Work to do » Reproduce every line of the listing below without changing anything.
>> Begin Extracted data
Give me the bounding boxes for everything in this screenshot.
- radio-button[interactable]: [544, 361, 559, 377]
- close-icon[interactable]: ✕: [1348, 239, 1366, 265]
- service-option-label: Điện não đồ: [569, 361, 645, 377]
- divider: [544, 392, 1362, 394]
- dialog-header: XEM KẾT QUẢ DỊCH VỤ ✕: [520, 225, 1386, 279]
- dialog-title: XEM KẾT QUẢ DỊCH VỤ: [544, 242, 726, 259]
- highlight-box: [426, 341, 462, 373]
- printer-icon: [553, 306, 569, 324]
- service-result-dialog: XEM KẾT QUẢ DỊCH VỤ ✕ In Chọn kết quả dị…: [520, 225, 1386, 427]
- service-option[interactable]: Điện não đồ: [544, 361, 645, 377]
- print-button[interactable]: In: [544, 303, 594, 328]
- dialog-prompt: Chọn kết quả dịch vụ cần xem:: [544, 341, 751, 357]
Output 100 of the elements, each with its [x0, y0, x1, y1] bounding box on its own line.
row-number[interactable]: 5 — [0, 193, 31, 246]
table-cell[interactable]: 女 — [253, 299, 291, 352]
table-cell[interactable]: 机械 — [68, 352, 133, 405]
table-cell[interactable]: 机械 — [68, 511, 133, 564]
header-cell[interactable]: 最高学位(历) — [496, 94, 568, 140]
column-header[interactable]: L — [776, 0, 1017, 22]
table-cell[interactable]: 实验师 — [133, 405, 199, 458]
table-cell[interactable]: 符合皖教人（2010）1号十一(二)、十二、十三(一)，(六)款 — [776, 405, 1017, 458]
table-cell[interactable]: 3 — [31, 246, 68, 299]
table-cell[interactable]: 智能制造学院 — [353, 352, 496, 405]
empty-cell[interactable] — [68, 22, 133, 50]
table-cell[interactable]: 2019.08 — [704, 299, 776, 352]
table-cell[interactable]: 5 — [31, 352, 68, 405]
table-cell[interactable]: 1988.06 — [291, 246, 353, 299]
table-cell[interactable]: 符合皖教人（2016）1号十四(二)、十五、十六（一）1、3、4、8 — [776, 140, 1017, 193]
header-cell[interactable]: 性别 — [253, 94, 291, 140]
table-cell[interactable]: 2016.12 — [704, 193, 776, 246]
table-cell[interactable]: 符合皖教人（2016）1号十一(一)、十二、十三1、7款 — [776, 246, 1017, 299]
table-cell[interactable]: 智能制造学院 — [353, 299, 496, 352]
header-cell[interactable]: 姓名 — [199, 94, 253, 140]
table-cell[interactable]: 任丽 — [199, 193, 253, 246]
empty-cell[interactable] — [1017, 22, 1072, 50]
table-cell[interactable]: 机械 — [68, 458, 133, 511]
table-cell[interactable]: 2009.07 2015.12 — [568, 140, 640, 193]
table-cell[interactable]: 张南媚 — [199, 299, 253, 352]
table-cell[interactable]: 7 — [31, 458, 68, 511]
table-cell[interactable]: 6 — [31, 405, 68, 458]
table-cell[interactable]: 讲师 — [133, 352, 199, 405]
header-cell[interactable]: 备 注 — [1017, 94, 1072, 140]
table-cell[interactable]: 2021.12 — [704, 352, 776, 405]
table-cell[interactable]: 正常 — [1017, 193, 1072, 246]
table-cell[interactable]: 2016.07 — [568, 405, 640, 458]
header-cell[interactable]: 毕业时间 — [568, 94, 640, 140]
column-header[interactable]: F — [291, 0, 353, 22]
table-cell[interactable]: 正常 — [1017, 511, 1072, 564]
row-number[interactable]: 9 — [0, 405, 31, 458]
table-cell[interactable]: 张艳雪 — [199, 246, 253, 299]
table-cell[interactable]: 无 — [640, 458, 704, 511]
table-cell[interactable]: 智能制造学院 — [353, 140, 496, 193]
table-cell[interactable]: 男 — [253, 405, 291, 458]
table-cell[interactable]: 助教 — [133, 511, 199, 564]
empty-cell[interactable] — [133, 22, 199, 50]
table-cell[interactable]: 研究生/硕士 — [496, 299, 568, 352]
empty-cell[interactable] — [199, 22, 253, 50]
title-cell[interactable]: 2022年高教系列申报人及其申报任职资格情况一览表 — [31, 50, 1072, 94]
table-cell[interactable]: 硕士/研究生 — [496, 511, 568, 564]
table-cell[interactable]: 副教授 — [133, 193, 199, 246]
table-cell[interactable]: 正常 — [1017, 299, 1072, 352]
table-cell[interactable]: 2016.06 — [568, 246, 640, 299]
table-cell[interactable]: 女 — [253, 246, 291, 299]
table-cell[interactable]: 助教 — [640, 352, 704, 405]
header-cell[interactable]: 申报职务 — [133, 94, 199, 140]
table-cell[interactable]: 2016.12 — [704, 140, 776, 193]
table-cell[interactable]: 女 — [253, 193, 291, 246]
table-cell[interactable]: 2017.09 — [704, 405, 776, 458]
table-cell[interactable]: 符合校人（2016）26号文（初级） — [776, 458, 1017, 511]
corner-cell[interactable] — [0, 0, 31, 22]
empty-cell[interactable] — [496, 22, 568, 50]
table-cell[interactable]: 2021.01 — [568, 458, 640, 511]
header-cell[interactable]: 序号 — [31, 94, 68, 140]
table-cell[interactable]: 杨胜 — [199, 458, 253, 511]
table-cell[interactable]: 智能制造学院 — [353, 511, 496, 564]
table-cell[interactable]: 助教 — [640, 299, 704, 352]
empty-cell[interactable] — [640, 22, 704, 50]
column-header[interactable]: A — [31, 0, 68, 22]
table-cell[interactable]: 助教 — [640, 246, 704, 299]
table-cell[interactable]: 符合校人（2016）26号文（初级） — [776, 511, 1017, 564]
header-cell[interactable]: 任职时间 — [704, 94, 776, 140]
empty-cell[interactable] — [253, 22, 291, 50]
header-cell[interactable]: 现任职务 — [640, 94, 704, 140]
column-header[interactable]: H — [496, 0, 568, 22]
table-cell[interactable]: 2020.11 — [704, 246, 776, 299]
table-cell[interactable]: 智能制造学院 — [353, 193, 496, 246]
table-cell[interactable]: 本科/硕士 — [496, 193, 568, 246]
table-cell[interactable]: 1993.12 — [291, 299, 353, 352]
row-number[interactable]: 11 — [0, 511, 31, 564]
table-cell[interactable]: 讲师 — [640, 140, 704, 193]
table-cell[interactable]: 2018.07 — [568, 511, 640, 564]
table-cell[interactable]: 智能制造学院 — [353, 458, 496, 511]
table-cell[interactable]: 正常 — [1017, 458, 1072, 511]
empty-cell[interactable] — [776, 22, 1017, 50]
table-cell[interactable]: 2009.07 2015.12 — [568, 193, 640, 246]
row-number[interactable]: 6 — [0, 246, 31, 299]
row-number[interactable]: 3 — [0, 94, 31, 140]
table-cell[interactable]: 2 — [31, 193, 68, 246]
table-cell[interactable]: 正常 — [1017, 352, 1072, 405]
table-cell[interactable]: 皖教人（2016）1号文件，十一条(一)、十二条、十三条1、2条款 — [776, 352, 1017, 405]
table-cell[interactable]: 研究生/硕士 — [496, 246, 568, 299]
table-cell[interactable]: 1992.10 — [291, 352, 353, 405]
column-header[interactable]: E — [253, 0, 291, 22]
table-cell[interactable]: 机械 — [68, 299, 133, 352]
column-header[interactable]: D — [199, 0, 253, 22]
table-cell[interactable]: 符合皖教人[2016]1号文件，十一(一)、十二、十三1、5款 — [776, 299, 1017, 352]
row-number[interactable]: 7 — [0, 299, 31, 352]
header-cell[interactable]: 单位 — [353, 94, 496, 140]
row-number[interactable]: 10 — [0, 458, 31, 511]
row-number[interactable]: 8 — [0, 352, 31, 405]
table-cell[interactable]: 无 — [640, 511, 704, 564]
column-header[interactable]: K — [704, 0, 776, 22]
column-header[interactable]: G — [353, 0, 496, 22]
>> End Extracted data
Final answer »
Give me the bounding boxes for everything in this screenshot.
- radio-button[interactable]: [544, 361, 559, 377]
- close-icon[interactable]: ✕: [1348, 239, 1366, 265]
- service-option-label: Điện não đồ: [569, 361, 645, 377]
- divider: [544, 392, 1362, 394]
- dialog-header: XEM KẾT QUẢ DỊCH VỤ ✕: [520, 225, 1386, 279]
- dialog-title: XEM KẾT QUẢ DỊCH VỤ: [544, 242, 726, 259]
- highlight-box: [426, 341, 462, 373]
- printer-icon: [553, 306, 569, 324]
- service-result-dialog: XEM KẾT QUẢ DỊCH VỤ ✕ In Chọn kết quả dị…: [520, 225, 1386, 427]
- service-option[interactable]: Điện não đồ: [544, 361, 645, 377]
- print-button[interactable]: In: [544, 303, 594, 328]
- dialog-prompt: Chọn kết quả dịch vụ cần xem:: [544, 341, 751, 357]
Output 100 of the elements, each with its [x0, y0, x1, y1] bounding box on its own line.
row-number[interactable]: 5 — [0, 193, 31, 246]
table-cell[interactable]: 女 — [253, 299, 291, 352]
table-cell[interactable]: 机械 — [68, 352, 133, 405]
table-cell[interactable]: 机械 — [68, 511, 133, 564]
header-cell[interactable]: 最高学位(历) — [496, 94, 568, 140]
column-header[interactable]: L — [776, 0, 1017, 22]
table-cell[interactable]: 实验师 — [133, 405, 199, 458]
table-cell[interactable]: 符合皖教人（2010）1号十一(二)、十二、十三(一)，(六)款 — [776, 405, 1017, 458]
table-cell[interactable]: 3 — [31, 246, 68, 299]
table-cell[interactable]: 智能制造学院 — [353, 352, 496, 405]
empty-cell[interactable] — [68, 22, 133, 50]
table-cell[interactable]: 2019.08 — [704, 299, 776, 352]
table-cell[interactable]: 5 — [31, 352, 68, 405]
table-cell[interactable]: 1988.06 — [291, 246, 353, 299]
table-cell[interactable]: 符合皖教人（2016）1号十四(二)、十五、十六（一）1、3、4、8 — [776, 140, 1017, 193]
header-cell[interactable]: 性别 — [253, 94, 291, 140]
table-cell[interactable]: 2016.12 — [704, 193, 776, 246]
table-cell[interactable]: 符合皖教人（2016）1号十一(一)、十二、十三1、7款 — [776, 246, 1017, 299]
table-cell[interactable]: 智能制造学院 — [353, 299, 496, 352]
header-cell[interactable]: 姓名 — [199, 94, 253, 140]
table-cell[interactable]: 任丽 — [199, 193, 253, 246]
empty-cell[interactable] — [1017, 22, 1072, 50]
table-cell[interactable]: 机械 — [68, 458, 133, 511]
table-cell[interactable]: 2009.07 2015.12 — [568, 140, 640, 193]
table-cell[interactable]: 张南媚 — [199, 299, 253, 352]
table-cell[interactable]: 7 — [31, 458, 68, 511]
table-cell[interactable]: 6 — [31, 405, 68, 458]
table-cell[interactable]: 讲师 — [133, 352, 199, 405]
header-cell[interactable]: 备 注 — [1017, 94, 1072, 140]
table-cell[interactable]: 2021.12 — [704, 352, 776, 405]
table-cell[interactable]: 正常 — [1017, 193, 1072, 246]
table-cell[interactable]: 2016.07 — [568, 405, 640, 458]
header-cell[interactable]: 毕业时间 — [568, 94, 640, 140]
column-header[interactable]: F — [291, 0, 353, 22]
table-cell[interactable]: 正常 — [1017, 511, 1072, 564]
row-number[interactable]: 9 — [0, 405, 31, 458]
table-cell[interactable]: 张艳雪 — [199, 246, 253, 299]
table-cell[interactable]: 无 — [640, 458, 704, 511]
table-cell[interactable]: 智能制造学院 — [353, 140, 496, 193]
table-cell[interactable]: 男 — [253, 405, 291, 458]
table-cell[interactable]: 助教 — [133, 511, 199, 564]
empty-cell[interactable] — [133, 22, 199, 50]
table-cell[interactable]: 研究生/硕士 — [496, 299, 568, 352]
empty-cell[interactable] — [199, 22, 253, 50]
title-cell[interactable]: 2022年高教系列申报人及其申报任职资格情况一览表 — [31, 50, 1072, 94]
table-cell[interactable]: 硕士/研究生 — [496, 511, 568, 564]
table-cell[interactable]: 副教授 — [133, 193, 199, 246]
table-cell[interactable]: 正常 — [1017, 299, 1072, 352]
table-cell[interactable]: 2016.06 — [568, 246, 640, 299]
table-cell[interactable]: 女 — [253, 246, 291, 299]
table-cell[interactable]: 助教 — [640, 352, 704, 405]
header-cell[interactable]: 申报职务 — [133, 94, 199, 140]
table-cell[interactable]: 2016.12 — [704, 140, 776, 193]
table-cell[interactable]: 女 — [253, 193, 291, 246]
table-cell[interactable]: 2017.09 — [704, 405, 776, 458]
table-cell[interactable]: 符合校人（2016）26号文（初级） — [776, 458, 1017, 511]
corner-cell[interactable] — [0, 0, 31, 22]
empty-cell[interactable] — [496, 22, 568, 50]
table-cell[interactable]: 2021.01 — [568, 458, 640, 511]
header-cell[interactable]: 序号 — [31, 94, 68, 140]
table-cell[interactable]: 杨胜 — [199, 458, 253, 511]
table-cell[interactable]: 智能制造学院 — [353, 511, 496, 564]
table-cell[interactable]: 助教 — [640, 299, 704, 352]
empty-cell[interactable] — [640, 22, 704, 50]
column-header[interactable]: A — [31, 0, 68, 22]
table-cell[interactable]: 助教 — [640, 246, 704, 299]
table-cell[interactable]: 符合校人（2016）26号文（初级） — [776, 511, 1017, 564]
header-cell[interactable]: 任职时间 — [704, 94, 776, 140]
empty-cell[interactable] — [253, 22, 291, 50]
header-cell[interactable]: 现任职务 — [640, 94, 704, 140]
column-header[interactable]: H — [496, 0, 568, 22]
table-cell[interactable]: 2020.11 — [704, 246, 776, 299]
table-cell[interactable]: 智能制造学院 — [353, 193, 496, 246]
table-cell[interactable]: 本科/硕士 — [496, 193, 568, 246]
table-cell[interactable]: 1993.12 — [291, 299, 353, 352]
row-number[interactable]: 11 — [0, 511, 31, 564]
table-cell[interactable]: 讲师 — [640, 140, 704, 193]
table-cell[interactable]: 2018.07 — [568, 511, 640, 564]
table-cell[interactable]: 智能制造学院 — [353, 458, 496, 511]
table-cell[interactable]: 正常 — [1017, 458, 1072, 511]
empty-cell[interactable] — [776, 22, 1017, 50]
table-cell[interactable]: 2009.07 2015.12 — [568, 193, 640, 246]
row-number[interactable]: 6 — [0, 246, 31, 299]
row-number[interactable]: 3 — [0, 94, 31, 140]
table-cell[interactable]: 2 — [31, 193, 68, 246]
table-cell[interactable]: 正常 — [1017, 352, 1072, 405]
table-cell[interactable]: 皖教人（2016）1号文件，十一条(一)、十二条、十三条1、2条款 — [776, 352, 1017, 405]
table-cell[interactable]: 研究生/硕士 — [496, 246, 568, 299]
table-cell[interactable]: 1992.10 — [291, 352, 353, 405]
column-header[interactable]: E — [253, 0, 291, 22]
table-cell[interactable]: 机械 — [68, 299, 133, 352]
column-header[interactable]: D — [199, 0, 253, 22]
table-cell[interactable]: 符合皖教人[2016]1号文件，十一(一)、十二、十三1、5款 — [776, 299, 1017, 352]
row-number[interactable]: 7 — [0, 299, 31, 352]
header-cell[interactable]: 单位 — [353, 94, 496, 140]
row-number[interactable]: 10 — [0, 458, 31, 511]
row-number[interactable]: 8 — [0, 352, 31, 405]
table-cell[interactable]: 无 — [640, 511, 704, 564]
column-header[interactable]: K — [704, 0, 776, 22]
column-header[interactable]: G — [353, 0, 496, 22]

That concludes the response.